__Exercise goal__: Reproduce the listing verbatim.

### Provided records ###

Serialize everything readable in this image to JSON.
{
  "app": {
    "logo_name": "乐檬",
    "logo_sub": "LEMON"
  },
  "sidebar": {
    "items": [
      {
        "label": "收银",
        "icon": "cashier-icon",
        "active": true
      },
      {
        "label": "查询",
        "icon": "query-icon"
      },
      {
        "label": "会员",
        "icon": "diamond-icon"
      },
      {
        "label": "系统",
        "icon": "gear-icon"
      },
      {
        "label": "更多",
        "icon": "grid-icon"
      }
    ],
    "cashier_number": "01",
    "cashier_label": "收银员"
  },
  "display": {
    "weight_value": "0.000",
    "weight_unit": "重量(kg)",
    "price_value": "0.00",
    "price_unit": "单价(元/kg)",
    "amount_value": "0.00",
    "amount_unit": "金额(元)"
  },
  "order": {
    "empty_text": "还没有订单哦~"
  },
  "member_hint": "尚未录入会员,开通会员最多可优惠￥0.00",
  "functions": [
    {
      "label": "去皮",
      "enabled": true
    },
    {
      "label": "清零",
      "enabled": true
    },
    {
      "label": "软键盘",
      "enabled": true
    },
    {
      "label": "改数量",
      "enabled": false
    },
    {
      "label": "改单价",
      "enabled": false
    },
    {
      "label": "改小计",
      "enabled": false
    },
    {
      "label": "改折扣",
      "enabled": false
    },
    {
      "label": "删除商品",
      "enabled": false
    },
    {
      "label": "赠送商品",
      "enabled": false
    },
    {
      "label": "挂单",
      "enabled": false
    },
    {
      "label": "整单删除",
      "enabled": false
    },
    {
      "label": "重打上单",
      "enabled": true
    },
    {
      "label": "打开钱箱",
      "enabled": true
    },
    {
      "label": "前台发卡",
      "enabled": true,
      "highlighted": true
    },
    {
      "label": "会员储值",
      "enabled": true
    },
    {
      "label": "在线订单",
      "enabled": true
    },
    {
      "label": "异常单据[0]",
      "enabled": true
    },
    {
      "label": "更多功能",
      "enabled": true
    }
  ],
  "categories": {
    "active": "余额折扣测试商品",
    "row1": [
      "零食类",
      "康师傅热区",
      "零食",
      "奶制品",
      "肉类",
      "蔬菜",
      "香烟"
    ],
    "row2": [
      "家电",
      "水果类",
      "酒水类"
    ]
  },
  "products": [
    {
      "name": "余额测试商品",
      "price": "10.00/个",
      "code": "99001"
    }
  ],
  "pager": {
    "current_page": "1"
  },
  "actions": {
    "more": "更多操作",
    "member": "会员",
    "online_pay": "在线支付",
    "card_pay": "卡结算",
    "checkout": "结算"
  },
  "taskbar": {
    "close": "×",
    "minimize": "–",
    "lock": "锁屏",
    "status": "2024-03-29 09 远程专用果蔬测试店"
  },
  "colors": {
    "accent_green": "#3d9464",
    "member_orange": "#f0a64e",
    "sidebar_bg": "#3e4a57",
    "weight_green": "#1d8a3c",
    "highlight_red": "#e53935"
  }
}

###

__Exercise answer__:
Serialize everything readable in this image to JSON.
{
  "app": {
    "logo_name": "乐檬",
    "logo_sub": "LEMON"
  },
  "sidebar": {
    "items": [
      {
        "label": "收银",
        "icon": "cashier-icon",
        "active": true
      },
      {
        "label": "查询",
        "icon": "query-icon"
      },
      {
        "label": "会员",
        "icon": "diamond-icon"
      },
      {
        "label": "系统",
        "icon": "gear-icon"
      },
      {
        "label": "更多",
        "icon": "grid-icon"
      }
    ],
    "cashier_number": "01",
    "cashier_label": "收银员"
  },
  "display": {
    "weight_value": "0.000",
    "weight_unit": "重量(kg)",
    "price_value": "0.00",
    "price_unit": "单价(元/kg)",
    "amount_value": "0.00",
    "amount_unit": "金额(元)"
  },
  "order": {
    "empty_text": "还没有订单哦~"
  },
  "member_hint": "尚未录入会员,开通会员最多可优惠￥0.00",
  "functions": [
    {
      "label": "去皮",
      "enabled": true
    },
    {
      "label": "清零",
      "enabled": true
    },
    {
      "label": "软键盘",
      "enabled": true
    },
    {
      "label": "改数量",
      "enabled": false
    },
    {
      "label": "改单价",
      "enabled": false
    },
    {
      "label": "改小计",
      "enabled": false
    },
    {
      "label": "改折扣",
      "enabled": false
    },
    {
      "label": "删除商品",
      "enabled": false
    },
    {
      "label": "赠送商品",
      "enabled": false
    },
    {
      "label": "挂单",
      "enabled": false
    },
    {
      "label": "整单删除",
      "enabled": false
    },
    {
      "label": "重打上单",
      "enabled": true
    },
    {
      "label": "打开钱箱",
      "enabled": true
    },
    {
      "label": "前台发卡",
      "enabled": true,
      "highlighted": true
    },
    {
      "label": "会员储值",
      "enabled": true
    },
    {
      "label": "在线订单",
      "enabled": true
    },
    {
      "label": "异常单据[0]",
      "enabled": true
    },
    {
      "label": "更多功能",
      "enabled": true
    }
  ],
  "categories": {
    "active": "余额折扣测试商品",
    "row1": [
      "零食类",
      "康师傅热区",
      "零食",
      "奶制品",
      "肉类",
      "蔬菜",
      "香烟"
    ],
    "row2": [
      "家电",
      "水果类",
      "酒水类"
    ]
  },
  "products": [
    {
      "name": "余额测试商品",
      "price": "10.00/个",
      "code": "99001"
    }
  ],
  "pager": {
    "current_page": "1"
  },
  "actions": {
    "more": "更多操作",
    "member": "会员",
    "online_pay": "在线支付",
    "card_pay": "卡结算",
    "checkout": "结算"
  },
  "taskbar": {
    "close": "×",
    "minimize": "–",
    "lock": "锁屏",
    "status": "2024-03-29 09 远程专用果蔬测试店"
  },
  "colors": {
    "accent_green": "#3d9464",
    "member_orange": "#f0a64e",
    "sidebar_bg": "#3e4a57",
    "weight_green": "#1d8a3c",
    "highlight_red": "#e53935"
  }
}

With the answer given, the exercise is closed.